● **Given instruction**
Please carry on writing the review message about the util_queue interface from its last line.

━━ Page extract ━━

I think the util_queue_event part of the interface is basically 
impossible to understand without knowledge of the code. It does two things:

- limit the number of outstanding jobs
- wait for outstanding jobs to finish

I think it should be called util_queue_writer for this reason (or 
perhaps _submitter, but _writer is shorter):

void util_queue_writer_init(struct util_queue_writer *writer);
void util_queue_writer_destroy(struct util_queue_writer *writer);
void util_queue_writer_wait(struct util_queue_writer *writer);

void util_queue_add_job(struct util_queue *queue,
                         struct util_queue_writer *writer,
                         void *job);

This would also logically allow a future extension where each writer can 
have multiple jobs outstanding. In that case, the _writer structure 
would live outside the job structure.

[An alternative that occurs to me now is to rename util_queue_event to 
util_queue_job and expect users of this utility to use that as a "base 
struct" for their job structure. That would simplify util_queue_add_job 
to take only one parameter. I think both alternatives have some merit.]

Nicolai

> +
> +/* util_queue needs to be cleared to zeroes for this to work */
> +static inline bool
> +util_queue_is_initialized(struct util_queue *queue)
> +{
> +   return queue->thread != 0;
> +}
> +
> +#endif
> diff --git a/src/gallium/winsys/amdgpu/drm/amdgpu_cs.c b/src/gallium/winsys/amdgpu/drm/amdgpu_cs.c
> index fefa5d6..737f0c4 100644
> --- a/src/gallium/winsys/amdgpu/drm/amdgpu_cs.c
> +++ b/src/gallium/winsys/amdgpu/drm/amdgpu_cs.c
> @@ -605,7 +605,7 @@ amdgpu_cs_create(struct radeon_winsys_ctx *rwctx,
>         return NULL;
>      }
>
> -   pipe_semaphore_init(&cs->flush_completed, 1);
> +   util_queue_event_init(&cs->flush_completed);
>
>      cs->ctx = ctx;
>      cs->flush_cs = flush;
> @@ -872,8 +872,9 @@ static void amdgpu_add_fence_dependencies(struct amdgpu_cs *acs)
>      }
>   }
>
> -void amdgpu_cs_submit_ib(struct amdgpu_cs *acs)
> +void amdgpu_cs_submit_ib(void *job)

━━━
━━ Information provided ━━

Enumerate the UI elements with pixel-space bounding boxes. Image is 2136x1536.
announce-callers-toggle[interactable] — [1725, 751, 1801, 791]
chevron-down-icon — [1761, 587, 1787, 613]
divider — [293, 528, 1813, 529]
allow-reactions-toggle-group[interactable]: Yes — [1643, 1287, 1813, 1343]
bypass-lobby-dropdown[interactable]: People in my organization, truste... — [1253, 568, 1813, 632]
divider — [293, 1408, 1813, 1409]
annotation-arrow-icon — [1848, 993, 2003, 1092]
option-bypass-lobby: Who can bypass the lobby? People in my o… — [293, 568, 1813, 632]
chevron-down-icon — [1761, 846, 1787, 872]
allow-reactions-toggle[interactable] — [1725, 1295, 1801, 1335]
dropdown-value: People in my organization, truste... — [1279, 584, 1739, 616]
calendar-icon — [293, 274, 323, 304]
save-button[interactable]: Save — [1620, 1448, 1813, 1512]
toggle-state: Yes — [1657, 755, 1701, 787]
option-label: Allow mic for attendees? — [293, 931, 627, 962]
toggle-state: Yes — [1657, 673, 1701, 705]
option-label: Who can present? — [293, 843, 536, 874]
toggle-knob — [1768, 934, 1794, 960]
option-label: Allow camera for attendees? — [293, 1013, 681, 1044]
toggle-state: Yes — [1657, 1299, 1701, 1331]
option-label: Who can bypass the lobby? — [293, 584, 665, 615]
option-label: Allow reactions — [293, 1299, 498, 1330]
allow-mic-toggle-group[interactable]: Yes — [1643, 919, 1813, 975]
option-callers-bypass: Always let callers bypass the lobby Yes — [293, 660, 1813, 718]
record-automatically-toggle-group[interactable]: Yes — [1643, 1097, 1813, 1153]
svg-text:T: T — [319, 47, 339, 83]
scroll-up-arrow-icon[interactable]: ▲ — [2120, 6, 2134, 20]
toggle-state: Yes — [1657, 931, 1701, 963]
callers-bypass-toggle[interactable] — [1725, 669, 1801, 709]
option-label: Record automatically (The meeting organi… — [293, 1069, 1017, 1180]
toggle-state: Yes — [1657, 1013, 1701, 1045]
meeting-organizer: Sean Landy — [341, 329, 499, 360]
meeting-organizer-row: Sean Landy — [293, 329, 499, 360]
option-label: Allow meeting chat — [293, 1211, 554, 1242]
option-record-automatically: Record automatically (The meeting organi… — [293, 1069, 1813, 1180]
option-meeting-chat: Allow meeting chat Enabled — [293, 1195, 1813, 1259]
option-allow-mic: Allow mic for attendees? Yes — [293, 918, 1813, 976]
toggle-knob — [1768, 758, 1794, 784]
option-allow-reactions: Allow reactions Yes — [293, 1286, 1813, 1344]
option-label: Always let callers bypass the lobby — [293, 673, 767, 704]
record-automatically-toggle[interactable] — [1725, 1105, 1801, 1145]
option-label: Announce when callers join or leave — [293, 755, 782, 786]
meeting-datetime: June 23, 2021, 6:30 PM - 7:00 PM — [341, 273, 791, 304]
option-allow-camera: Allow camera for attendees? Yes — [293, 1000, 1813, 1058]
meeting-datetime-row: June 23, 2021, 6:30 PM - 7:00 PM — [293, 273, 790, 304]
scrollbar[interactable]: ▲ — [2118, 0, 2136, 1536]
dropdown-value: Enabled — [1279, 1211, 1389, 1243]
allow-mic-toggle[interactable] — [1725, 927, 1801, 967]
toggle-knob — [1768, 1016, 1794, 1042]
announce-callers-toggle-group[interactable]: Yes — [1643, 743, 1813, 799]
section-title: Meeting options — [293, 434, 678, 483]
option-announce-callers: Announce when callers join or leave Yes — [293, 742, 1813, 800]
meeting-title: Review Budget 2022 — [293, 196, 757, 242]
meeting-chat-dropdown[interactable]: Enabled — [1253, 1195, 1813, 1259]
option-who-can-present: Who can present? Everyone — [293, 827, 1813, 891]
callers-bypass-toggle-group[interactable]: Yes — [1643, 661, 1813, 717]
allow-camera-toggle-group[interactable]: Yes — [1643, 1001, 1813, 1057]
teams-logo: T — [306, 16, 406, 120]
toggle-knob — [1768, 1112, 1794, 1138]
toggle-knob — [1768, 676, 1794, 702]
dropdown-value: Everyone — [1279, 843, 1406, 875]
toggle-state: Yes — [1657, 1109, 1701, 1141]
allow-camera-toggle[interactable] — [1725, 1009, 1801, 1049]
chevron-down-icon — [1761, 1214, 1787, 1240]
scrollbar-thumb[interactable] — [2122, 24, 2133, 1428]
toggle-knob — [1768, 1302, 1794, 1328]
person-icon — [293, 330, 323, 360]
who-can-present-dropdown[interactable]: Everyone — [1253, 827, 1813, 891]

━━━
━━ Information provided ━━

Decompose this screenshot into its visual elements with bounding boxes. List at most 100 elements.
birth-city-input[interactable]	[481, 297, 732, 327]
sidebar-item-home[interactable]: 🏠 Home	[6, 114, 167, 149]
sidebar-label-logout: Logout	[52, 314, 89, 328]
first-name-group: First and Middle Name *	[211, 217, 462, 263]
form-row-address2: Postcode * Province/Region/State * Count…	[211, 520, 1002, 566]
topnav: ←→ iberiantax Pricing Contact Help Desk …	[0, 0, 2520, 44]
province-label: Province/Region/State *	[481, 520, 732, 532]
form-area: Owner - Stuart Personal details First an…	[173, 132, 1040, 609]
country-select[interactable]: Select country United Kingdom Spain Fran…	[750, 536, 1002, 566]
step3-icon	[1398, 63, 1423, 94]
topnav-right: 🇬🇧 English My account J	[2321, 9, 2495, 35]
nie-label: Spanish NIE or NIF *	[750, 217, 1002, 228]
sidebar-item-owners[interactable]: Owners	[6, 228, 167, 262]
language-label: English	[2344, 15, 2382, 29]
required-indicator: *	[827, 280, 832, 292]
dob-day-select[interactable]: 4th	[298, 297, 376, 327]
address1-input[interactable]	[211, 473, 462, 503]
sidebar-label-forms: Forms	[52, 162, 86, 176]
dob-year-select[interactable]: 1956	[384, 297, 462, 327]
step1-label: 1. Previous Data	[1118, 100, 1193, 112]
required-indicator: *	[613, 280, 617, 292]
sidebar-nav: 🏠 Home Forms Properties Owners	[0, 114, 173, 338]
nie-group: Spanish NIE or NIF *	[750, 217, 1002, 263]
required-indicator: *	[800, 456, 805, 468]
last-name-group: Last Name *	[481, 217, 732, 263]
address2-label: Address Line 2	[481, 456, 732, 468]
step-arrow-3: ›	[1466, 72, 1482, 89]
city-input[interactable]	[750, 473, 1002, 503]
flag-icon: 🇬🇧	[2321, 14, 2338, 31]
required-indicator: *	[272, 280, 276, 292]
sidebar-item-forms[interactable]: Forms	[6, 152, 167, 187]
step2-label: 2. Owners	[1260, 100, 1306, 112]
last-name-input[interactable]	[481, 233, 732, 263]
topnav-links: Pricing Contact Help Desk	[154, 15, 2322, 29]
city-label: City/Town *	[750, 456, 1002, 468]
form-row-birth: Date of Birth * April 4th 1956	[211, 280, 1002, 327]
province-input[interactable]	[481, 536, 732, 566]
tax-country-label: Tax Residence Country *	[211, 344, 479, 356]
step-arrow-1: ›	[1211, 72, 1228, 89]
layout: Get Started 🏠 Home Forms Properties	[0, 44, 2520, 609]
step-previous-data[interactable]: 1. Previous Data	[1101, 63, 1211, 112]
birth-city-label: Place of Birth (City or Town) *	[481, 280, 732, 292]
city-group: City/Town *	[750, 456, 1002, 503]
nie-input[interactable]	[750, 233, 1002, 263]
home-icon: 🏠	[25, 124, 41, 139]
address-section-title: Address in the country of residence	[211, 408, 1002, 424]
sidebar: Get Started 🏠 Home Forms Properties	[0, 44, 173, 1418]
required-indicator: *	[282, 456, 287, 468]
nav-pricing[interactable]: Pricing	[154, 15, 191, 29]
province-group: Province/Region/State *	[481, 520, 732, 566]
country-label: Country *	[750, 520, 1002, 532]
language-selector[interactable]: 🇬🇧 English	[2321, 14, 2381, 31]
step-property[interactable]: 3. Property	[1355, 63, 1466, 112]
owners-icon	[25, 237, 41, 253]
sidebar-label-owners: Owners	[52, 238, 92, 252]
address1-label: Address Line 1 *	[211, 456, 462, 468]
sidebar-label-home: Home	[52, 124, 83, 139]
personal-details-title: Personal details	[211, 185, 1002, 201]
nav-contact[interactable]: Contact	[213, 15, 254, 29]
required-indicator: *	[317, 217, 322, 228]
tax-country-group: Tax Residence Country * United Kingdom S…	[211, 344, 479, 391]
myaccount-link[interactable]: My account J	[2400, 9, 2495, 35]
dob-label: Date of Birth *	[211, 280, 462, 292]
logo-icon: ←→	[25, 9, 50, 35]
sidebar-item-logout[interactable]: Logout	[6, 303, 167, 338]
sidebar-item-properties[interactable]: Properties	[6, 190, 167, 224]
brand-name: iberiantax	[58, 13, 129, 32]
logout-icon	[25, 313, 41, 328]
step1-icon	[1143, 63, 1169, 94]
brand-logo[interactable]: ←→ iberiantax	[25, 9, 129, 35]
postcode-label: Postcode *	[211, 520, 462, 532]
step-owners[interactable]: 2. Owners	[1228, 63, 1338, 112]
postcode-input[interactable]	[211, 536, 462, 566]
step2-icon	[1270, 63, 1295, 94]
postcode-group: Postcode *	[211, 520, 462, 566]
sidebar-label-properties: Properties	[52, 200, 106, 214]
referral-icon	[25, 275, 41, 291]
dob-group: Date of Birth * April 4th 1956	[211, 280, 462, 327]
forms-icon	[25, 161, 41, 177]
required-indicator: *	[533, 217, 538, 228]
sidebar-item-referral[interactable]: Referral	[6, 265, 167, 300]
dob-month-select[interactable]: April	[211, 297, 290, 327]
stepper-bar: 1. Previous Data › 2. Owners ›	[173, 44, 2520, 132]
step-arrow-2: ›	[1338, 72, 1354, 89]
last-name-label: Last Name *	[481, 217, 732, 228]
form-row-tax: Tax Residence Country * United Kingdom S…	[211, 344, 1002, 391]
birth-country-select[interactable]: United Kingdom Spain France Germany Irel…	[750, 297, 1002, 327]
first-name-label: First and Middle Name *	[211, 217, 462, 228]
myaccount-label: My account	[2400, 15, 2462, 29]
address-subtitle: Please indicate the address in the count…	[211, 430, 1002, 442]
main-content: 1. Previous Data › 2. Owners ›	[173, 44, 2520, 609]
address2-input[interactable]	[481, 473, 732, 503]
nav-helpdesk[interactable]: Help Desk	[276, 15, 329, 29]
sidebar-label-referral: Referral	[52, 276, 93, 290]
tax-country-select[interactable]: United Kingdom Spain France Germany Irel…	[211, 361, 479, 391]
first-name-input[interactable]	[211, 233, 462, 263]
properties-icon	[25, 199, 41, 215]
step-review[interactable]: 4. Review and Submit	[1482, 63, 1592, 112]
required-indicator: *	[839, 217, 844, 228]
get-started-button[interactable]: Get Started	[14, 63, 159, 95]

━━━

● **Written reply**
>   {
> +   struct amdgpu_cs *acs = (struct amdgpu_cs*)job;
>      struct amdgpu_winsys *ws = acs->ctx->ws;
>      struct amdgpu_cs_context *cs = acs->cst;
>      int i, r;
> @@ -957,14 +958,11 @@ cleanup:
>   void amdgpu_cs_sync_flush(struct radeon_winsys_cs *rcs)
>   {
>      struct amdgpu_cs *cs = amdgpu_cs(rcs);
> +   struct amdgpu_winsys *ws = cs->ctx->ws;
>
>      /* Wait for any pending ioctl of this CS to complete. */
> -   if (cs->ctx->ws->thread) {
> -      /* wait and set the semaphore to "busy" */
> -      pipe_semaphore_wait(&cs->flush_completed);
> -      /* set the semaphore to "idle" */
> -      pipe_semaphore_signal(&cs->flush_completed);
> -   }
> +   if (util_queue_is_initialized(&ws->cs_queue))
> +      util_queue_job_wait(&cs->flush_completed);
>   }
>
>   DEBUG_GET_ONCE_BOOL_OPTION(noop, "RADEON_NOOP", FALSE)
> @@ -1052,10 +1050,9 @@ static void amdgpu_cs_flush(struct radeon_winsys_cs *rcs,
>         cs->cst = cur;
>
>         /* Submit. */
> -      if (ws->thread && (flags & RADEON_FLUSH_ASYNC)) {
> -         /* Set the semaphore to "busy". */
> -         pipe_semaphore_wait(&cs->flush_completed);
> -         amdgpu_ws_queue_cs(ws, cs);
> +      if ((flags & RADEON_FLUSH_ASYNC) &&
> +          util_queue_is_initialized(&ws->cs_queue)) {
> +         util_queue_add_job(&ws->cs_queue, cs, &cs->flush_completed);
>         } else {
>            amdgpu_cs_submit_ib(cs);
>         }
> @@ -1077,7 +1074,7 @@ static void amdgpu_cs_destroy(struct radeon_winsys_cs *rcs)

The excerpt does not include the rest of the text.